### TASK TO COMPLETE
Search the material for the string "xlabel" and copy each line where it occurs.

* * *

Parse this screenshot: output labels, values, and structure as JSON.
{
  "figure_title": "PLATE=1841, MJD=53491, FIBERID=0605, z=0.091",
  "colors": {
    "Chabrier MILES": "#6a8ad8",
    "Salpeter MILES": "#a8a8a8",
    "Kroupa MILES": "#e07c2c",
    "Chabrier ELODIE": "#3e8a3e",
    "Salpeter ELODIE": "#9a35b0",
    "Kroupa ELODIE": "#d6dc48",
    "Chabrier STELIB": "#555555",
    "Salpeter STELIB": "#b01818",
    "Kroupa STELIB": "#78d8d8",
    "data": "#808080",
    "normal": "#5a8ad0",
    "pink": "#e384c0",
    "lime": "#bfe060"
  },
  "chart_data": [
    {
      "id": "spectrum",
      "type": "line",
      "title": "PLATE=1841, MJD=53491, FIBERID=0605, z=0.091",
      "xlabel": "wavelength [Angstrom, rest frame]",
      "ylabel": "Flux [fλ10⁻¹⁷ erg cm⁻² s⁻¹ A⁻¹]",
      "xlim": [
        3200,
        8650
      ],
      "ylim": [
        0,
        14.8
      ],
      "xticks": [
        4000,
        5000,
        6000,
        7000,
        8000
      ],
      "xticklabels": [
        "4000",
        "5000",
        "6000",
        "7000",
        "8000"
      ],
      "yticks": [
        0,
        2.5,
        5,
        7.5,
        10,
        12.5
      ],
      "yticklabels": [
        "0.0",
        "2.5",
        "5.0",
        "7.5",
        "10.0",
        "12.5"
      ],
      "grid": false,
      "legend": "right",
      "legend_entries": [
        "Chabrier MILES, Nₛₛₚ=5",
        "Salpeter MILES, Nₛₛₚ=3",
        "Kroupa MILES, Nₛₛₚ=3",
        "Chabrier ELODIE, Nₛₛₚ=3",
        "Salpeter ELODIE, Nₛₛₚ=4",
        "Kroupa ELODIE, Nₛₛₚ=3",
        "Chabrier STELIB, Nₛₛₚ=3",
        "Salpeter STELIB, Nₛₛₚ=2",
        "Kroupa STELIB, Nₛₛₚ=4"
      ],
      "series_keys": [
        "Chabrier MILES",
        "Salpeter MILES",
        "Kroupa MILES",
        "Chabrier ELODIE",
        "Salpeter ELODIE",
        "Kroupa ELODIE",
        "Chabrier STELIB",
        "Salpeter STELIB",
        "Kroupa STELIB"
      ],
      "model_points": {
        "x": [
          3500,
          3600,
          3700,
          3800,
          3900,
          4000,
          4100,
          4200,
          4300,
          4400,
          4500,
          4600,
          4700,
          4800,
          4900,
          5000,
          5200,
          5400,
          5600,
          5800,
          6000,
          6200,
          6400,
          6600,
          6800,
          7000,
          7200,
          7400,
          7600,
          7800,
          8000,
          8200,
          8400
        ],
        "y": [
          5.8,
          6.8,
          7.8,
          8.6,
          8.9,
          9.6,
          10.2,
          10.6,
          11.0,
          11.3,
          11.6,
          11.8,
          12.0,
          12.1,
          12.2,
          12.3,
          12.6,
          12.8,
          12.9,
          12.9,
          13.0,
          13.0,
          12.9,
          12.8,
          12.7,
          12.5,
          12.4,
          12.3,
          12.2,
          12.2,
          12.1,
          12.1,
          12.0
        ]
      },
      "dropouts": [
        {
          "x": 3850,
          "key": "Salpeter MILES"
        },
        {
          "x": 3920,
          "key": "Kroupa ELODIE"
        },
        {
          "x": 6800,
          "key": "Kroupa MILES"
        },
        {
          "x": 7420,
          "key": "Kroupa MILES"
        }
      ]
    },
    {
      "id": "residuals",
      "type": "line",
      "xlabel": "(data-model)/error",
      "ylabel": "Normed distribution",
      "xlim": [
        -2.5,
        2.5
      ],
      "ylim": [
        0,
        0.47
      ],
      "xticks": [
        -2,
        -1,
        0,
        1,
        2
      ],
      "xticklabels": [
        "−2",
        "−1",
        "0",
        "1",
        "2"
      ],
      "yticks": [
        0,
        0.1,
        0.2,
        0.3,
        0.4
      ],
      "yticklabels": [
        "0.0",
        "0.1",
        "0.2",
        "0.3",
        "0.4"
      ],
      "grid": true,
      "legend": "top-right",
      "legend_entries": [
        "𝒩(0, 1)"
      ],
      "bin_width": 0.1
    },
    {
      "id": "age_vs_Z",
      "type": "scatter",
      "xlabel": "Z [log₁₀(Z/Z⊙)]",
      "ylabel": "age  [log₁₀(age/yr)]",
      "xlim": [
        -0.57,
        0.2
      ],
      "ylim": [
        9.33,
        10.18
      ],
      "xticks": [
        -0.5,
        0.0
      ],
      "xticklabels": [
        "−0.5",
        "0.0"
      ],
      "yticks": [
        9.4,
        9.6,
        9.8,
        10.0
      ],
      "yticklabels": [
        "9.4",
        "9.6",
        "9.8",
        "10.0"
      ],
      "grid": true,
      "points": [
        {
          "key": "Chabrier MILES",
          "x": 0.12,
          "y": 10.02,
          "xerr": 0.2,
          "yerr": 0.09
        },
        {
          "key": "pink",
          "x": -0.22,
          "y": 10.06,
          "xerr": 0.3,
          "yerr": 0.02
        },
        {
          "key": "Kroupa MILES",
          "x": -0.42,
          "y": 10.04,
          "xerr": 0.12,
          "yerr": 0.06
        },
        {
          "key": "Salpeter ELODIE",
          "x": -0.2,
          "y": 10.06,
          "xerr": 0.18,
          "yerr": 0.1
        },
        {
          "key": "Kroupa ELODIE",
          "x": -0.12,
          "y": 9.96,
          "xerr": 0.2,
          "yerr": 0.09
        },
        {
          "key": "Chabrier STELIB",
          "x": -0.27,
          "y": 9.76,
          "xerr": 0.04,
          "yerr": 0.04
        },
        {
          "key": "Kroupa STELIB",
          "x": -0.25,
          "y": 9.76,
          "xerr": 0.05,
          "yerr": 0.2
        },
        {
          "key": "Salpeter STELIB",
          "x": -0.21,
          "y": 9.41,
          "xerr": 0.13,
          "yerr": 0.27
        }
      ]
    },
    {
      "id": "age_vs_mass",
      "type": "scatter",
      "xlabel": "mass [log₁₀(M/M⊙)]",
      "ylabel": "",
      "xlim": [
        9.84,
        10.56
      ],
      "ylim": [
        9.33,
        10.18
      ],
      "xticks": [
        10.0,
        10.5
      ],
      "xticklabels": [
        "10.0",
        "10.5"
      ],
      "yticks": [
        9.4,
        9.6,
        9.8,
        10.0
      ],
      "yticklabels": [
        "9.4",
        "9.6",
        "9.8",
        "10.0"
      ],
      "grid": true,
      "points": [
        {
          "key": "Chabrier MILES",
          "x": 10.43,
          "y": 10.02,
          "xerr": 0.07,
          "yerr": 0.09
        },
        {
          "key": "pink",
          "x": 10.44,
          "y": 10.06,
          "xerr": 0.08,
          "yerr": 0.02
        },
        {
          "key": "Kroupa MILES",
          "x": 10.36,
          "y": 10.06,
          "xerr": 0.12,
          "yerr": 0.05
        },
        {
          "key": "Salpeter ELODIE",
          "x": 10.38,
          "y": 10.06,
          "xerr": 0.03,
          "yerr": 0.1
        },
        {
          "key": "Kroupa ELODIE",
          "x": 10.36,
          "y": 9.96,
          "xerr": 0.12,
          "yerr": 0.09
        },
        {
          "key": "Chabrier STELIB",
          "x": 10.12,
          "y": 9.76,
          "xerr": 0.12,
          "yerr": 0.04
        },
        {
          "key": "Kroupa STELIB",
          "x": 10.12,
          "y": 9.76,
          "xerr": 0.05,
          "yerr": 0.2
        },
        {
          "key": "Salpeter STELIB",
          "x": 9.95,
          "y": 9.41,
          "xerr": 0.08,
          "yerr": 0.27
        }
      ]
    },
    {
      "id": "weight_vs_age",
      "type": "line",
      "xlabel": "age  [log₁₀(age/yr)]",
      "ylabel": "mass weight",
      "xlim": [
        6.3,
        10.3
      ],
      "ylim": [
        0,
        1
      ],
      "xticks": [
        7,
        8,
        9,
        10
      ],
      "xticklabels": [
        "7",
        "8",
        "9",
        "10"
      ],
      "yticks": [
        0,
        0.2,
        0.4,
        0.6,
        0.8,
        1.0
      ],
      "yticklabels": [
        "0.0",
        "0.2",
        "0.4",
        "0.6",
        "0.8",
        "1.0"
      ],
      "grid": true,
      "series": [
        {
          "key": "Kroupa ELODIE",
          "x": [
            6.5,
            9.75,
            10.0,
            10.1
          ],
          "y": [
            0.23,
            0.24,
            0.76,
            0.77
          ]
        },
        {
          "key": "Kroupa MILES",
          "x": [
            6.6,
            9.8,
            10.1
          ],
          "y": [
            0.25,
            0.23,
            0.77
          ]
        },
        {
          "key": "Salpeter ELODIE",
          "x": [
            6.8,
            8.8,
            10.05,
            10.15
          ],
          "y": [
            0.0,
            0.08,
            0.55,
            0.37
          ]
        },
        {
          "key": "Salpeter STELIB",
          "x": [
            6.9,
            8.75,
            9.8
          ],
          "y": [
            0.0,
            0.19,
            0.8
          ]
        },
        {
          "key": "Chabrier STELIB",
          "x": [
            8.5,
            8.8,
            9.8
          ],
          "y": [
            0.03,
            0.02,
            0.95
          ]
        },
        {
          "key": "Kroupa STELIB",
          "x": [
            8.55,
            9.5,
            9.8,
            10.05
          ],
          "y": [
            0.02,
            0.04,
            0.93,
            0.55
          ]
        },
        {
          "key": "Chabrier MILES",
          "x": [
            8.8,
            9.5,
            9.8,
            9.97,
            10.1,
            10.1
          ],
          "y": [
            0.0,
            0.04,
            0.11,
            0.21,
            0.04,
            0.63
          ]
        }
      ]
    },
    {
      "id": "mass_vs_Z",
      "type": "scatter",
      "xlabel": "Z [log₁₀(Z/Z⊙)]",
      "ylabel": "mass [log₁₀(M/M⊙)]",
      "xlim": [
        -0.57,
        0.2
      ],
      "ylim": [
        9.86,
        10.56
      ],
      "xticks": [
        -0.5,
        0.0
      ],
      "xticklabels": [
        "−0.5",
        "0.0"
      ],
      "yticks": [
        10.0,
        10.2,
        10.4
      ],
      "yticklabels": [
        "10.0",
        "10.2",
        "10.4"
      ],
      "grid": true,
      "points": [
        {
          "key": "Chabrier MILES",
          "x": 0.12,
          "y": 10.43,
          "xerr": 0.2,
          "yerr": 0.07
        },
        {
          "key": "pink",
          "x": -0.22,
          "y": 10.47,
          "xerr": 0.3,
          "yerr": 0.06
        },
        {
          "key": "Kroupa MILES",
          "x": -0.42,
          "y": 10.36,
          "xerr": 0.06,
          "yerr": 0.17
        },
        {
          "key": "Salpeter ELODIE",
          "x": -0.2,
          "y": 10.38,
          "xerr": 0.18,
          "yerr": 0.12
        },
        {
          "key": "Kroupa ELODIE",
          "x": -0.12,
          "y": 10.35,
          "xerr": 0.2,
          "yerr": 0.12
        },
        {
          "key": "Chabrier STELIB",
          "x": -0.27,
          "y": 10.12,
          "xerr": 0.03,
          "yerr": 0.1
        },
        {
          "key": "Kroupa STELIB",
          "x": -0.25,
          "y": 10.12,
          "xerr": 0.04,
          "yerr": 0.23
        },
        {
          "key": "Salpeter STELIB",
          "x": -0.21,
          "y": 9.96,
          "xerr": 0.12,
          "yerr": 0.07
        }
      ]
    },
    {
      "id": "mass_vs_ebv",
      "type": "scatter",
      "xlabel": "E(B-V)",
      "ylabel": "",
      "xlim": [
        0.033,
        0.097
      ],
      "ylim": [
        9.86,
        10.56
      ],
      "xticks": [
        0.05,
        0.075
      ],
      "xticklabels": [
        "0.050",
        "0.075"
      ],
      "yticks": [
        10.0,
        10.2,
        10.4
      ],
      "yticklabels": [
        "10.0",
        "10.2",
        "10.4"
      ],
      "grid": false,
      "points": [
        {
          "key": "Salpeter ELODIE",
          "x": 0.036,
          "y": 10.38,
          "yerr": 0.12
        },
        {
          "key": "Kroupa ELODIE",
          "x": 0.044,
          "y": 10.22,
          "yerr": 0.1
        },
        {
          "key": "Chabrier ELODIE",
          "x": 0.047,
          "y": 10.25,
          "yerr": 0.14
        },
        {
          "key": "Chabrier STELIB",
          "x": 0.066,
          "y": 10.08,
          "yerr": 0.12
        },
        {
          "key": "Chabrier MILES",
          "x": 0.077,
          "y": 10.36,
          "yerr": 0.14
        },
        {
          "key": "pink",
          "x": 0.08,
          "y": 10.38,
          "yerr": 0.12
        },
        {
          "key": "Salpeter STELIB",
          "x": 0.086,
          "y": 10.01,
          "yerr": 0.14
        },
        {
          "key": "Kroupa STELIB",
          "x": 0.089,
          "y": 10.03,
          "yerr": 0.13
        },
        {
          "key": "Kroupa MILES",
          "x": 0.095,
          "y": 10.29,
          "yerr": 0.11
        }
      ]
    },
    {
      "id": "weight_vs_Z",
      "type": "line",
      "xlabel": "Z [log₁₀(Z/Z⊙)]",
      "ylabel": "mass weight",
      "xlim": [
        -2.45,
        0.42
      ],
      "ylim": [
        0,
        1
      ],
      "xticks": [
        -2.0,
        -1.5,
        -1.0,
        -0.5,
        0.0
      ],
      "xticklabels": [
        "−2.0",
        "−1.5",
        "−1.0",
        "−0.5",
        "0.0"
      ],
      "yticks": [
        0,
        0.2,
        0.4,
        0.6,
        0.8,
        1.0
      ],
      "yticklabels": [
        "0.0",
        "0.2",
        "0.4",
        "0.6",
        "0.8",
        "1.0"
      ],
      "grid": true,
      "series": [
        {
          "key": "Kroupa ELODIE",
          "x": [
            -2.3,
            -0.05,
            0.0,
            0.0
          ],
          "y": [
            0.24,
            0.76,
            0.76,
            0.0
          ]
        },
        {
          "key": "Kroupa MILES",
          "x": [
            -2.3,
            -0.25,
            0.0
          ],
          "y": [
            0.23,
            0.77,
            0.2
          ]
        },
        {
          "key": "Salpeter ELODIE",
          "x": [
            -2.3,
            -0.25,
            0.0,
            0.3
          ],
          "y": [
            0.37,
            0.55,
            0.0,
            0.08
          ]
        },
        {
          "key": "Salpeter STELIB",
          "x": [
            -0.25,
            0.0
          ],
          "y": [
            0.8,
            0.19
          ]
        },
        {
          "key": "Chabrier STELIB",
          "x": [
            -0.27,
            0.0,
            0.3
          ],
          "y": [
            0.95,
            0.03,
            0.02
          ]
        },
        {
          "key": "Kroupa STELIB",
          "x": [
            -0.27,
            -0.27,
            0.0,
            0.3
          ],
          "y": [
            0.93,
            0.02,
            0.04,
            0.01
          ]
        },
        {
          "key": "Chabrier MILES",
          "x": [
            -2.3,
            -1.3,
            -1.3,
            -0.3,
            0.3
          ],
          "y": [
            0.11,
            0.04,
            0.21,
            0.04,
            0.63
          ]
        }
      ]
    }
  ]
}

* * *

### COMPLETE OUTPUT
      "xlabel": "wavelength [Angstrom, rest frame]",
      "xlabel": "(data-model)/error",
      "xlabel": "Z [log₁₀(Z/Z⊙)]",
      "xlabel": "mass [log₁₀(M/M⊙)]",
      "xlabel": "age  [log₁₀(age/yr)]",
      "xlabel": "Z [log₁₀(Z/Z⊙)]",
      "xlabel": "E(B-V)",
      "xlabel": "Z [log₁₀(Z/Z⊙)]",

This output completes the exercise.